* Task objective: The listing below should be copied in full, word for word.
-.-.-
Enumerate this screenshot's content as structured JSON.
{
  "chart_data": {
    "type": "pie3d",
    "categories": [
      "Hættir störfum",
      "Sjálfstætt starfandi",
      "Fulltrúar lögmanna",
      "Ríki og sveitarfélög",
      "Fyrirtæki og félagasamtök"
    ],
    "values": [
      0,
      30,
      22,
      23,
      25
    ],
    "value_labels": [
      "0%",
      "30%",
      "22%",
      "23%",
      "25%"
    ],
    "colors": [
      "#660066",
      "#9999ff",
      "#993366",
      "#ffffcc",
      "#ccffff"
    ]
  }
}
-.-.-
* Completed exercise:
Enumerate this screenshot's content as structured JSON.
{
  "chart_data": {
    "type": "pie3d",
    "categories": [
      "Hættir störfum",
      "Sjálfstætt starfandi",
      "Fulltrúar lögmanna",
      "Ríki og sveitarfélög",
      "Fyrirtæki og félagasamtök"
    ],
    "values": [
      0,
      30,
      22,
      23,
      25
    ],
    "value_labels": [
      "0%",
      "30%",
      "22%",
      "23%",
      "25%"
    ],
    "colors": [
      "#660066",
      "#9999ff",
      "#993366",
      "#ffffcc",
      "#ccffff"
    ]
  }
}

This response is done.